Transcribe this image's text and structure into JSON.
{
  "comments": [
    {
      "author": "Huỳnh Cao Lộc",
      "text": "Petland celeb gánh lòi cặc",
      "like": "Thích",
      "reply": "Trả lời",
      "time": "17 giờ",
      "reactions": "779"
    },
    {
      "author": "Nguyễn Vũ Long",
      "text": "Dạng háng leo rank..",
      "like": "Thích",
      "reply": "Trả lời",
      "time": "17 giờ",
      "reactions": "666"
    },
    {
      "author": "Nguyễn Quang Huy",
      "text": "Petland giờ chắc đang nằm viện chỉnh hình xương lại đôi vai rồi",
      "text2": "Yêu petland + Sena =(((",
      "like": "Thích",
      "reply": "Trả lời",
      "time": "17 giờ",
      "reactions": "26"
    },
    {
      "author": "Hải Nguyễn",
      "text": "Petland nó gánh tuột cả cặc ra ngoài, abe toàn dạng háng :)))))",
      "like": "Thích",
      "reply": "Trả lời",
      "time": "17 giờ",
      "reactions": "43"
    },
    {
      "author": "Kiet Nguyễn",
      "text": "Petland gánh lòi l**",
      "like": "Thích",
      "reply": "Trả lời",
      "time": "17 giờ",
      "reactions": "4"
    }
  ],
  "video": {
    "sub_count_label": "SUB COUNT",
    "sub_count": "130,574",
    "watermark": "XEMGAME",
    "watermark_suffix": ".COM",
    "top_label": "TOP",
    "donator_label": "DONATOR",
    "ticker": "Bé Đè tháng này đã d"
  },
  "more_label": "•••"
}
************
WHAT THE TASK ASKS - Copy every single line of the material above that holds "reactions".

EXPECTED OUTPUT -
      "reactions": "779"
      "reactions": "666"
      "reactions": "26"
      "reactions": "43"
      "reactions": "4"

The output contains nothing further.